EXERCISE DESCRIPTION
Everything in the data should be repeated exactly, save for the images.

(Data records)
+---+

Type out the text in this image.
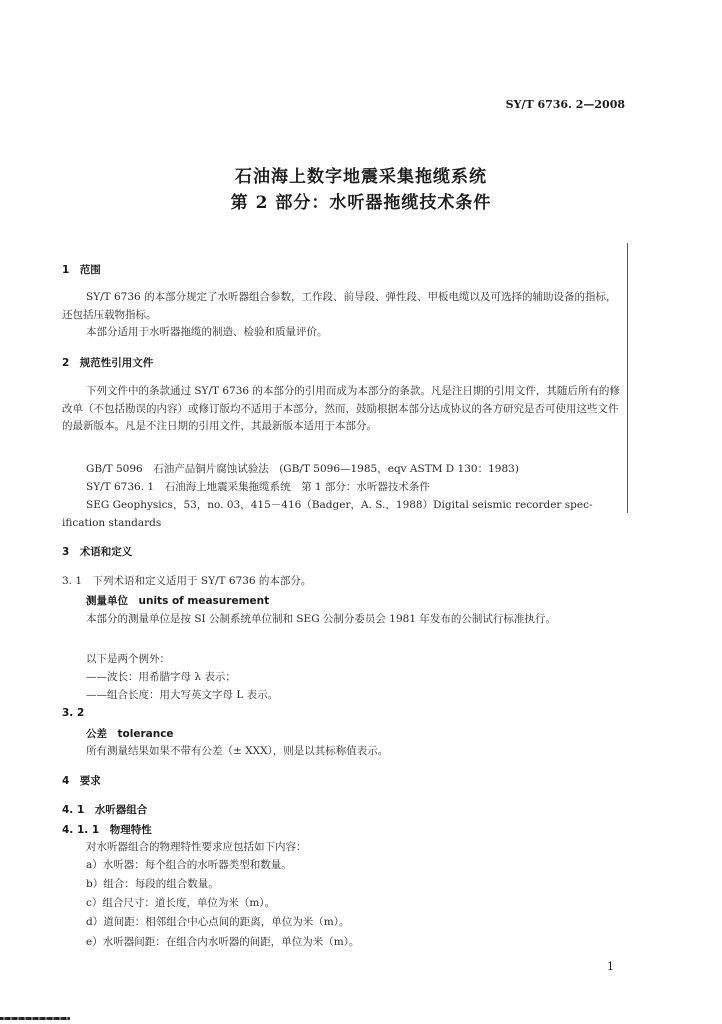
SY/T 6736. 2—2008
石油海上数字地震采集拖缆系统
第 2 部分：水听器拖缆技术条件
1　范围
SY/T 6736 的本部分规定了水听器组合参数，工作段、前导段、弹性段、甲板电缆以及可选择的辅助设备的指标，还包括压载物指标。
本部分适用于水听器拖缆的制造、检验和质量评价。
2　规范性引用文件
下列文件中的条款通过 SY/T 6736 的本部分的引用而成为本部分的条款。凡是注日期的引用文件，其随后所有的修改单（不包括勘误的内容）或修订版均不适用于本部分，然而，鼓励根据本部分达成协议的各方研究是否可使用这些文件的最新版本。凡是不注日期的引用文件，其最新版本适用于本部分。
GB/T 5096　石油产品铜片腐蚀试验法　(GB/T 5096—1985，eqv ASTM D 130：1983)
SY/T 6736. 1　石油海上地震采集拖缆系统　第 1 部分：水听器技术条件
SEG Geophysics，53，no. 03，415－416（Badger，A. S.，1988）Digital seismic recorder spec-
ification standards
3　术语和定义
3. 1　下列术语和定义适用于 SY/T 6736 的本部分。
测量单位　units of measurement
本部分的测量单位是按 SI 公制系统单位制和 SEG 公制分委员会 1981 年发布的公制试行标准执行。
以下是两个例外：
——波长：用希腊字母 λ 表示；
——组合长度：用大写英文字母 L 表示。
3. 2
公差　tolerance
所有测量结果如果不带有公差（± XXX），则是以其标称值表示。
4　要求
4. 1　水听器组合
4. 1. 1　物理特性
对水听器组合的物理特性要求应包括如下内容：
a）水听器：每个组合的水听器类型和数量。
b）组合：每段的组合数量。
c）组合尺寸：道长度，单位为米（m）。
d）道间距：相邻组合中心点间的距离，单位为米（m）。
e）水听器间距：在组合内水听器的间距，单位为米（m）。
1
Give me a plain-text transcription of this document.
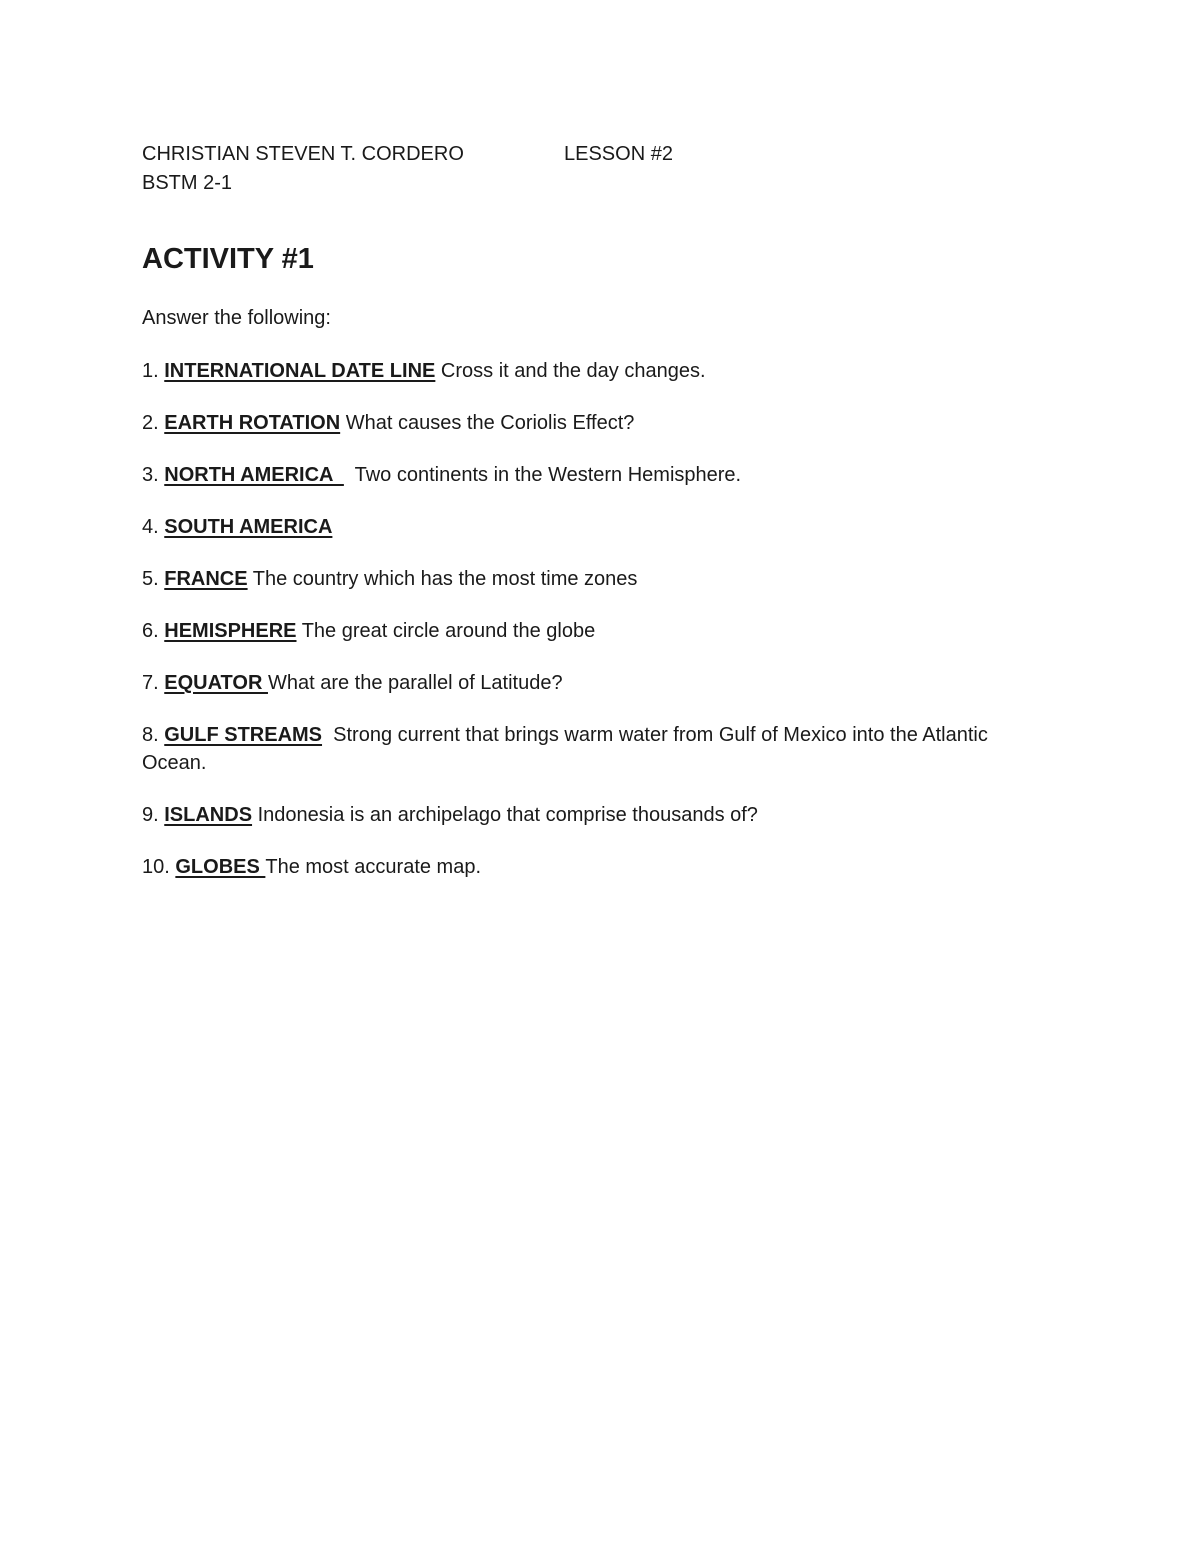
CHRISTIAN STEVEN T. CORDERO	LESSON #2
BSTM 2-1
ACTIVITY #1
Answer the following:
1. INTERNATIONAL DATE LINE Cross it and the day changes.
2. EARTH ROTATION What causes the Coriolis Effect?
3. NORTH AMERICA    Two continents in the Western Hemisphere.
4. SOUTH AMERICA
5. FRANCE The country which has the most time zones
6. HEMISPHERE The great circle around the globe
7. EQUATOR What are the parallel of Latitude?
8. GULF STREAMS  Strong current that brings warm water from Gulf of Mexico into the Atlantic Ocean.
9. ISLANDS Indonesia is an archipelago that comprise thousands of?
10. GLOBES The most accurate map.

+---+

FINAL RESULT
Type out the text in this image.
SY/T 6736. 2—2008
石油海上数字地震采集拖缆系统
第 2 部分：水听器拖缆技术条件
1　范围
SY/T 6736 的本部分规定了水听器组合参数，工作段、前导段、弹性段、甲板电缆以及可选择的辅助设备的指标，还包括压载物指标。
本部分适用于水听器拖缆的制造、检验和质量评价。
2　规范性引用文件
下列文件中的条款通过 SY/T 6736 的本部分的引用而成为本部分的条款。凡是注日期的引用文件，其随后所有的修改单（不包括勘误的内容）或修订版均不适用于本部分，然而，鼓励根据本部分达成协议的各方研究是否可使用这些文件的最新版本。凡是不注日期的引用文件，其最新版本适用于本部分。
GB/T 5096　石油产品铜片腐蚀试验法　(GB/T 5096—1985，eqv ASTM D 130：1983)
SY/T 6736. 1　石油海上地震采集拖缆系统　第 1 部分：水听器技术条件
SEG Geophysics，53，no. 03，415－416（Badger，A. S.，1988）Digital seismic recorder spec-
ification standards
3　术语和定义
3. 1　下列术语和定义适用于 SY/T 6736 的本部分。
测量单位　units of measurement
本部分的测量单位是按 SI 公制系统单位制和 SEG 公制分委员会 1981 年发布的公制试行标准执行。
以下是两个例外：
——波长：用希腊字母 λ 表示；
——组合长度：用大写英文字母 L 表示。
3. 2
公差　tolerance
所有测量结果如果不带有公差（± XXX），则是以其标称值表示。
4　要求
4. 1　水听器组合
4. 1. 1　物理特性
对水听器组合的物理特性要求应包括如下内容：
a）水听器：每个组合的水听器类型和数量。
b）组合：每段的组合数量。
c）组合尺寸：道长度，单位为米（m）。
d）道间距：相邻组合中心点间的距离，单位为米（m）。
e）水听器间距：在组合内水听器的间距，单位为米（m）。
1
Give me a plain-text transcription of this document.
CHRISTIAN STEVEN T. CORDERO	LESSON #2
BSTM 2-1
ACTIVITY #1
Answer the following:
1. INTERNATIONAL DATE LINE Cross it and the day changes.
2. EARTH ROTATION What causes the Coriolis Effect?
3. NORTH AMERICA    Two continents in the Western Hemisphere.
4. SOUTH AMERICA
5. FRANCE The country which has the most time zones
6. HEMISPHERE The great circle around the globe
7. EQUATOR What are the parallel of Latitude?
8. GULF STREAMS  Strong current that brings warm water from Gulf of Mexico into the Atlantic Ocean.
9. ISLANDS Indonesia is an archipelago that comprise thousands of?
10. GLOBES The most accurate map.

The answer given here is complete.